§ MATERIAL:
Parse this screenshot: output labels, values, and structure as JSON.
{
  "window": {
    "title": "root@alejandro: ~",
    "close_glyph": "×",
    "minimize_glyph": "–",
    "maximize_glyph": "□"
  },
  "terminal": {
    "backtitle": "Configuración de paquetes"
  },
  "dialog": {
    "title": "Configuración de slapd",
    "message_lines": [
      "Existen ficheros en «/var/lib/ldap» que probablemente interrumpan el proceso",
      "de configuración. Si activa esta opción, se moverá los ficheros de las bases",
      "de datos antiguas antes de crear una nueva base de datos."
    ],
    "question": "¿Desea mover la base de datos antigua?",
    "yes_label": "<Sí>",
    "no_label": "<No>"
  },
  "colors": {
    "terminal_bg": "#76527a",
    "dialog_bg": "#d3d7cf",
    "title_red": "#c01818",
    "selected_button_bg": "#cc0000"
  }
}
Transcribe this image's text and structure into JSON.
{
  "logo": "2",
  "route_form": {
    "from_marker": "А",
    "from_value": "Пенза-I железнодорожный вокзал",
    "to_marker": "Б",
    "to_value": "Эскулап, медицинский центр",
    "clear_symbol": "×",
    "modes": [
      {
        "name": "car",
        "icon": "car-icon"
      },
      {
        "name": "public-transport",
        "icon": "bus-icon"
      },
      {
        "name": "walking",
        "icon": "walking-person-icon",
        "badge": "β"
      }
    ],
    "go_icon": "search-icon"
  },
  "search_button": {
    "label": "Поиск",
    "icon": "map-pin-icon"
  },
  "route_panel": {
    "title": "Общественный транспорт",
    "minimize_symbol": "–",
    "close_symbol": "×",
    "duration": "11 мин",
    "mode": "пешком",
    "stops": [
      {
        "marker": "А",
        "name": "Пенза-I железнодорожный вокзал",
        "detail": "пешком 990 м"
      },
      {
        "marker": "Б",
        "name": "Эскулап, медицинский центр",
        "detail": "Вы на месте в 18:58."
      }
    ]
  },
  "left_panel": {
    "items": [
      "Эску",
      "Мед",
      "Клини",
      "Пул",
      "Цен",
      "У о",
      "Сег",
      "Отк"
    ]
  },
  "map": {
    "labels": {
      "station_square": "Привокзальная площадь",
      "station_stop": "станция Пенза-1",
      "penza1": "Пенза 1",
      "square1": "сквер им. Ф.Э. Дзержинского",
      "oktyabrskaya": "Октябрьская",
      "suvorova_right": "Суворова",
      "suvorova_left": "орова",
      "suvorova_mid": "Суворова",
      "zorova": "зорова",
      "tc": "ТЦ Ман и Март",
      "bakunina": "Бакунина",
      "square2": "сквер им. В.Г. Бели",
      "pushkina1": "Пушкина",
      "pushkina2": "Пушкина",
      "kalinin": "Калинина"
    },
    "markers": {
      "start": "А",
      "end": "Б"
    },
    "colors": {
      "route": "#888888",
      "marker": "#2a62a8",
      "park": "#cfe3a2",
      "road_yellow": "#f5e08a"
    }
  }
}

§ SET PROBLEM: Using the data above, reproduce every line exactly.

§ EXERCISE RESPONSE:
Parse this screenshot: output labels, values, and structure as JSON.
{
  "window": {
    "title": "root@alejandro: ~",
    "close_glyph": "×",
    "minimize_glyph": "–",
    "maximize_glyph": "□"
  },
  "terminal": {
    "backtitle": "Configuración de paquetes"
  },
  "dialog": {
    "title": "Configuración de slapd",
    "message_lines": [
      "Existen ficheros en «/var/lib/ldap» que probablemente interrumpan el proceso",
      "de configuración. Si activa esta opción, se moverá los ficheros de las bases",
      "de datos antiguas antes de crear una nueva base de datos."
    ],
    "question": "¿Desea mover la base de datos antigua?",
    "yes_label": "<Sí>",
    "no_label": "<No>"
  },
  "colors": {
    "terminal_bg": "#76527a",
    "dialog_bg": "#d3d7cf",
    "title_red": "#c01818",
    "selected_button_bg": "#cc0000"
  }
}
Transcribe this image's text and structure into JSON.
{
  "logo": "2",
  "route_form": {
    "from_marker": "А",
    "from_value": "Пенза-I железнодорожный вокзал",
    "to_marker": "Б",
    "to_value": "Эскулап, медицинский центр",
    "clear_symbol": "×",
    "modes": [
      {
        "name": "car",
        "icon": "car-icon"
      },
      {
        "name": "public-transport",
        "icon": "bus-icon"
      },
      {
        "name": "walking",
        "icon": "walking-person-icon",
        "badge": "β"
      }
    ],
    "go_icon": "search-icon"
  },
  "search_button": {
    "label": "Поиск",
    "icon": "map-pin-icon"
  },
  "route_panel": {
    "title": "Общественный транспорт",
    "minimize_symbol": "–",
    "close_symbol": "×",
    "duration": "11 мин",
    "mode": "пешком",
    "stops": [
      {
        "marker": "А",
        "name": "Пенза-I железнодорожный вокзал",
        "detail": "пешком 990 м"
      },
      {
        "marker": "Б",
        "name": "Эскулап, медицинский центр",
        "detail": "Вы на месте в 18:58."
      }
    ]
  },
  "left_panel": {
    "items": [
      "Эску",
      "Мед",
      "Клини",
      "Пул",
      "Цен",
      "У о",
      "Сег",
      "Отк"
    ]
  },
  "map": {
    "labels": {
      "station_square": "Привокзальная площадь",
      "station_stop": "станция Пенза-1",
      "penza1": "Пенза 1",
      "square1": "сквер им. Ф.Э. Дзержинского",
      "oktyabrskaya": "Октябрьская",
      "suvorova_right": "Суворова",
      "suvorova_left": "орова",
      "suvorova_mid": "Суворова",
      "zorova": "зорова",
      "tc": "ТЦ Ман и Март",
      "bakunina": "Бакунина",
      "square2": "сквер им. В.Г. Бели",
      "pushkina1": "Пушкина",
      "pushkina2": "Пушкина",
      "kalinin": "Калинина"
    },
    "markers": {
      "start": "А",
      "end": "Б"
    },
    "colors": {
      "route": "#888888",
      "marker": "#2a62a8",
      "park": "#cfe3a2",
      "road_yellow": "#f5e08a"
    }
  }
}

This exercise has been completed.